** start of Input material **

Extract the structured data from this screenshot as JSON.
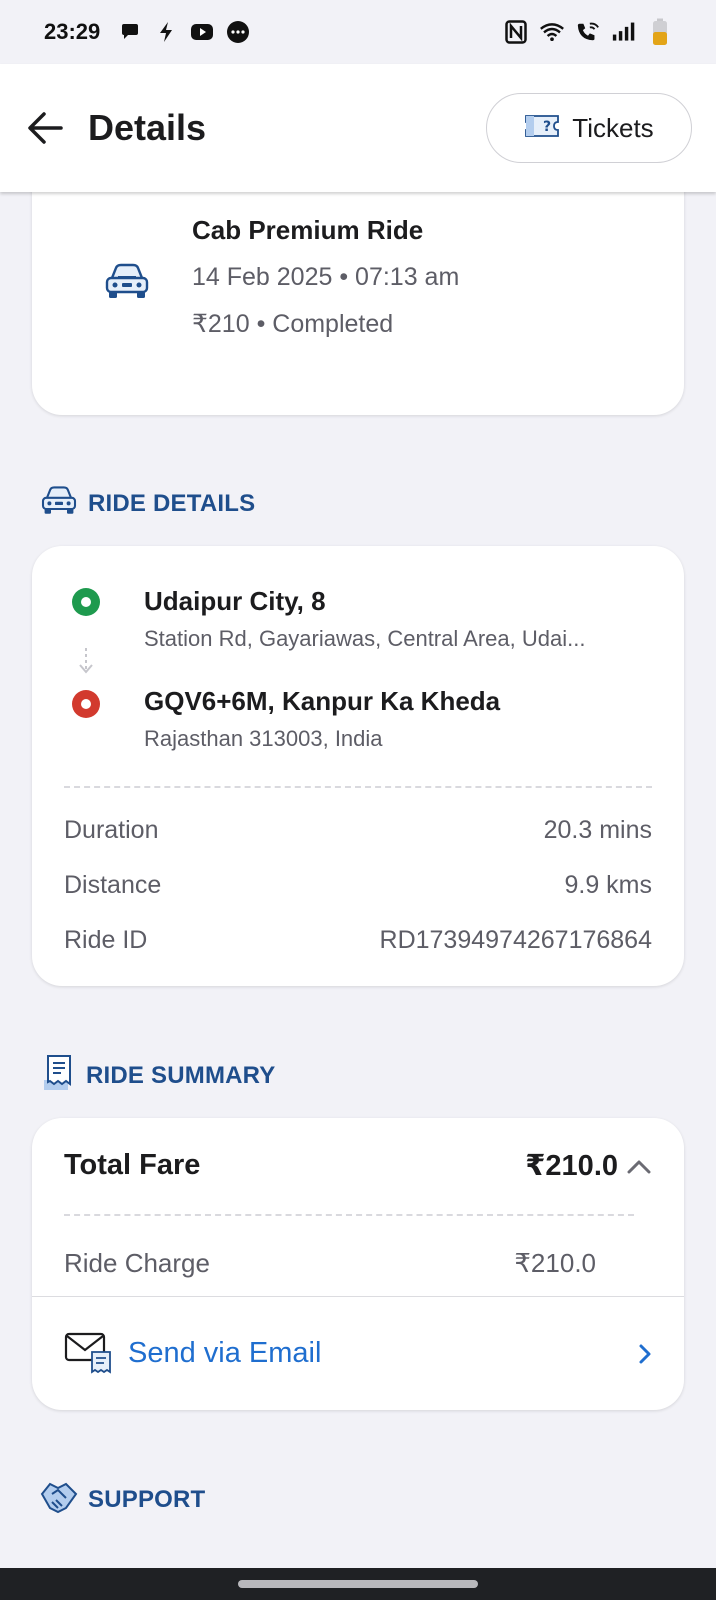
{
  "status_bar": {
    "time": "23:29",
    "left_icons": [
      "chat-bubble-icon",
      "bolt-icon",
      "youtube-icon",
      "messenger-icon"
    ],
    "right_icons": [
      "nfc-icon",
      "wifi-icon",
      "wifi-call-icon",
      "signal-icon",
      "battery-icon"
    ]
  },
  "header": {
    "title": "Details",
    "tickets_label": "Tickets"
  },
  "ride": {
    "type": "Cab Premium Ride",
    "datetime": "14 Feb 2025 • 07:13 am",
    "price_status": "₹210 • Completed"
  },
  "ride_details": {
    "section_title": "RIDE DETAILS",
    "pickup_title": "Udaipur City, 8",
    "pickup_address": "Station Rd, Gayariawas, Central Area, Udai...",
    "drop_title": "GQV6+6M, Kanpur Ka Kheda",
    "drop_address": "Rajasthan 313003, India",
    "rows": [
      {
        "label": "Duration",
        "value": "20.3 mins"
      },
      {
        "label": "Distance",
        "value": "9.9 kms"
      },
      {
        "label": "Ride ID",
        "value": "RD17394974267176864"
      }
    ]
  },
  "ride_summary": {
    "section_title": "RIDE SUMMARY",
    "total_label": "Total Fare",
    "total_value": "₹210.0",
    "charge_label": "Ride Charge",
    "charge_value": "₹210.0",
    "email_label": "Send via Email"
  },
  "support": {
    "section_title": "SUPPORT"
  },
  "colors": {
    "accent_blue": "#1f6ecf",
    "section_title": "#1f4e8c",
    "pickup_green": "#1e9a4e",
    "drop_red": "#d23a2e",
    "background": "#f2f2f7"
  }
}
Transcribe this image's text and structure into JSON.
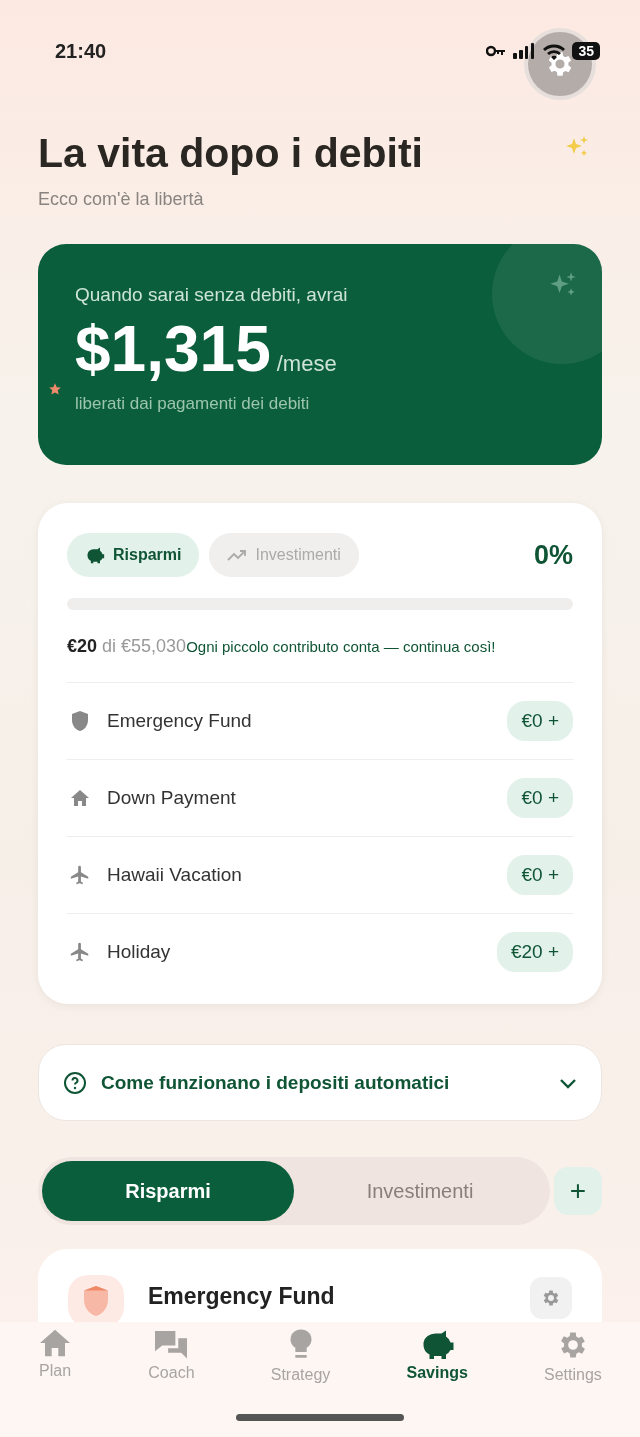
{
  "status_bar": {
    "time": "21:40",
    "battery": "35"
  },
  "header": {
    "title": "La vita dopo i debiti",
    "subtitle": "Ecco com'è la libertà"
  },
  "hero": {
    "intro": "Quando sarai senza debiti, avrai",
    "amount": "$1,315",
    "unit": "/mese",
    "caption": "liberati dai pagamenti dei debiti"
  },
  "savings_card": {
    "tabs": [
      {
        "label": "Risparmi",
        "kind": "savings",
        "selected": true
      },
      {
        "label": "Investimenti",
        "kind": "investments",
        "selected": false
      }
    ],
    "percent": "0%",
    "progress_text": "**€20** di €55,030",
    "message": "Ogni piccolo contributo conta — continua così!",
    "goals": [
      {
        "kind": "emergency",
        "name": "Emergency Fund",
        "amount": "€0 +"
      },
      {
        "kind": "housing",
        "name": "Down Payment",
        "amount": "€0 +"
      },
      {
        "kind": "travel",
        "name": "Hawaii Vacation",
        "amount": "€0 +"
      },
      {
        "kind": "travel",
        "name": "Holiday",
        "amount": "€20 +"
      }
    ]
  },
  "faq": {
    "label": "Come funzionano i depositi automatici",
    "expanded": false
  },
  "segment": {
    "options": [
      {
        "label": "Risparmi",
        "selected": true
      },
      {
        "label": "Investimenti",
        "selected": false
      }
    ],
    "add": "+"
  },
  "goal_card": {
    "title": "Emergency Fund"
  },
  "nav": [
    {
      "label": "Plan",
      "kind": "plan",
      "selected": false
    },
    {
      "label": "Coach",
      "kind": "coach",
      "selected": false
    },
    {
      "label": "Strategy",
      "kind": "strategy",
      "selected": false
    },
    {
      "label": "Savings",
      "kind": "savings",
      "selected": true
    },
    {
      "label": "Settings",
      "kind": "settings",
      "selected": false
    }
  ]
}
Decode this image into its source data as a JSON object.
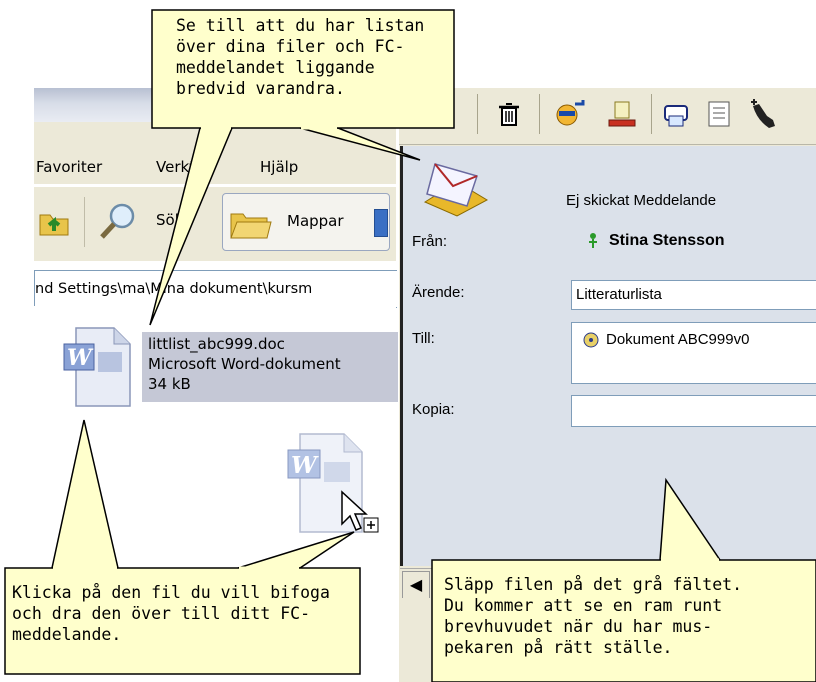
{
  "explorer": {
    "menu": [
      "Favoriter",
      "Verktyg",
      "Hjälp"
    ],
    "toolbar": {
      "search": "Sök",
      "folders": "Mappar"
    },
    "address": "nd Settings\\ma\\Mina dokument\\kursm",
    "file": {
      "name": "littlist_abc999.doc",
      "type": "Microsoft Word-dokument",
      "size": "34 kB"
    }
  },
  "message": {
    "status": "Ej skickat Meddelande",
    "from_label": "Från:",
    "from_value": "Stina Stensson",
    "subject_label": "Ärende:",
    "subject_value": "Litteraturlista",
    "to_label": "Till:",
    "to_value": "Dokument ABC999v0",
    "cc_label": "Kopia:",
    "cc_value": ""
  },
  "callouts": {
    "top": [
      "Se till att du har listan",
      "över dina filer och FC-",
      "meddelandet liggande",
      "bredvid varandra."
    ],
    "bottom_left": [
      "Klicka på den fil du vill bifoga",
      "och dra den över till ditt FC-",
      "meddelande."
    ],
    "bottom_right": [
      "Släpp filen på det grå fältet.",
      "Du kommer att se en ram runt",
      "brevhuvudet när du har mus-",
      "pekaren på rätt ställe."
    ]
  },
  "icons": [
    "word-document-icon",
    "envelope-icon",
    "delete-icon",
    "person-icon",
    "drag-copy-cursor-icon"
  ]
}
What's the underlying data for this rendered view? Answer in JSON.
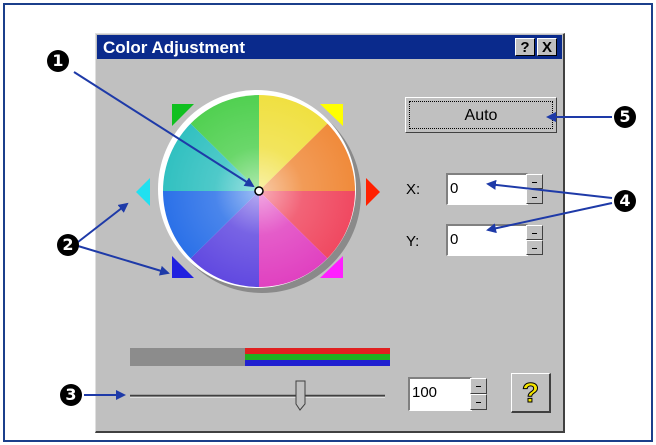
{
  "dialog": {
    "title": "Color Adjustment",
    "help_button_label": "?",
    "close_button_label": "X"
  },
  "auto_button": {
    "label": "Auto"
  },
  "coordinates": {
    "x": {
      "label": "X:",
      "value": "0"
    },
    "y": {
      "label": "Y:",
      "value": "0"
    }
  },
  "intensity": {
    "value": "100",
    "level": 100
  },
  "help_icon_glyph": "?",
  "callouts": [
    "1",
    "2",
    "3",
    "4",
    "5"
  ],
  "colors": {
    "frame_border": "#1b3f8b",
    "titlebar": "#0a2a8c",
    "dialog_face": "#c0c0c0",
    "arrow": "#1e3aa8",
    "help_icon": "#f5e600"
  }
}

** end of Input material **

**Task instructions**: Repeat the records in full, exactly as they appear, without the pictures.

**Answer for this exercise**:
Extract the structured data from this screenshot as JSON.
{
  "status_bar": {
    "time": "23:29",
    "left_icons": [
      "chat-bubble-icon",
      "bolt-icon",
      "youtube-icon",
      "messenger-icon"
    ],
    "right_icons": [
      "nfc-icon",
      "wifi-icon",
      "wifi-call-icon",
      "signal-icon",
      "battery-icon"
    ]
  },
  "header": {
    "title": "Details",
    "tickets_label": "Tickets"
  },
  "ride": {
    "type": "Cab Premium Ride",
    "datetime": "14 Feb 2025 • 07:13 am",
    "price_status": "₹210 • Completed"
  },
  "ride_details": {
    "section_title": "RIDE DETAILS",
    "pickup_title": "Udaipur City, 8",
    "pickup_address": "Station Rd, Gayariawas, Central Area, Udai...",
    "drop_title": "GQV6+6M, Kanpur Ka Kheda",
    "drop_address": "Rajasthan 313003, India",
    "rows": [
      {
        "label": "Duration",
        "value": "20.3 mins"
      },
      {
        "label": "Distance",
        "value": "9.9 kms"
      },
      {
        "label": "Ride ID",
        "value": "RD17394974267176864"
      }
    ]
  },
  "ride_summary": {
    "section_title": "RIDE SUMMARY",
    "total_label": "Total Fare",
    "total_value": "₹210.0",
    "charge_label": "Ride Charge",
    "charge_value": "₹210.0",
    "email_label": "Send via Email"
  },
  "support": {
    "section_title": "SUPPORT"
  },
  "colors": {
    "accent_blue": "#1f6ecf",
    "section_title": "#1f4e8c",
    "pickup_green": "#1e9a4e",
    "drop_red": "#d23a2e",
    "background": "#f2f2f7"
  }
}
Transcribe this image's text and structure into JSON.
{
  "status_bar": {
    "time": "21:40",
    "battery": "35"
  },
  "header": {
    "title": "La vita dopo i debiti",
    "subtitle": "Ecco com'è la libertà"
  },
  "hero": {
    "intro": "Quando sarai senza debiti, avrai",
    "amount": "$1,315",
    "unit": "/mese",
    "caption": "liberati dai pagamenti dei debiti"
  },
  "savings_card": {
    "tabs": [
      {
        "label": "Risparmi",
        "kind": "savings",
        "selected": true
      },
      {
        "label": "Investimenti",
        "kind": "investments",
        "selected": false
      }
    ],
    "percent": "0%",
    "progress_text": "**€20** di €55,030",
    "message": "Ogni piccolo contributo conta — continua così!",
    "goals": [
      {
        "kind": "emergency",
        "name": "Emergency Fund",
        "amount": "€0 +"
      },
      {
        "kind": "housing",
        "name": "Down Payment",
        "amount": "€0 +"
      },
      {
        "kind": "travel",
        "name": "Hawaii Vacation",
        "amount": "€0 +"
      },
      {
        "kind": "travel",
        "name": "Holiday",
        "amount": "€20 +"
      }
    ]
  },
  "faq": {
    "label": "Come funzionano i depositi automatici",
    "expanded": false
  },
  "segment": {
    "options": [
      {
        "label": "Risparmi",
        "selected": true
      },
      {
        "label": "Investimenti",
        "selected": false
      }
    ],
    "add": "+"
  },
  "goal_card": {
    "title": "Emergency Fund"
  },
  "nav": [
    {
      "label": "Plan",
      "kind": "plan",
      "selected": false
    },
    {
      "label": "Coach",
      "kind": "coach",
      "selected": false
    },
    {
      "label": "Strategy",
      "kind": "strategy",
      "selected": false
    },
    {
      "label": "Savings",
      "kind": "savings",
      "selected": true
    },
    {
      "label": "Settings",
      "kind": "settings",
      "selected": false
    }
  ]
}
Decode this image into its source data as a JSON object.
{
  "explorer": {
    "menu": [
      "Favoriter",
      "Verktyg",
      "Hjälp"
    ],
    "toolbar": {
      "search": "Sök",
      "folders": "Mappar"
    },
    "address": "nd Settings\\ma\\Mina dokument\\kursm",
    "file": {
      "name": "littlist_abc999.doc",
      "type": "Microsoft Word-dokument",
      "size": "34 kB"
    }
  },
  "message": {
    "status": "Ej skickat Meddelande",
    "from_label": "Från:",
    "from_value": "Stina Stensson",
    "subject_label": "Ärende:",
    "subject_value": "Litteraturlista",
    "to_label": "Till:",
    "to_value": "Dokument ABC999v0",
    "cc_label": "Kopia:",
    "cc_value": ""
  },
  "callouts": {
    "top": [
      "Se till att du har listan",
      "över dina filer och FC-",
      "meddelandet liggande",
      "bredvid varandra."
    ],
    "bottom_left": [
      "Klicka på den fil du vill bifoga",
      "och dra den över till ditt FC-",
      "meddelande."
    ],
    "bottom_right": [
      "Släpp filen på det grå fältet.",
      "Du kommer att se en ram runt",
      "brevhuvudet när du har mus-",
      "pekaren på rätt ställe."
    ]
  },
  "icons": [
    "word-document-icon",
    "envelope-icon",
    "delete-icon",
    "person-icon",
    "drag-copy-cursor-icon"
  ]
}
What's the underlying data for this rendered view? Answer in JSON.
{
  "dialog": {
    "title": "Color Adjustment",
    "help_button_label": "?",
    "close_button_label": "X"
  },
  "auto_button": {
    "label": "Auto"
  },
  "coordinates": {
    "x": {
      "label": "X:",
      "value": "0"
    },
    "y": {
      "label": "Y:",
      "value": "0"
    }
  },
  "intensity": {
    "value": "100",
    "level": 100
  },
  "help_icon_glyph": "?",
  "callouts": [
    "1",
    "2",
    "3",
    "4",
    "5"
  ],
  "colors": {
    "frame_border": "#1b3f8b",
    "titlebar": "#0a2a8c",
    "dialog_face": "#c0c0c0",
    "arrow": "#1e3aa8",
    "help_icon": "#f5e600"
  }
}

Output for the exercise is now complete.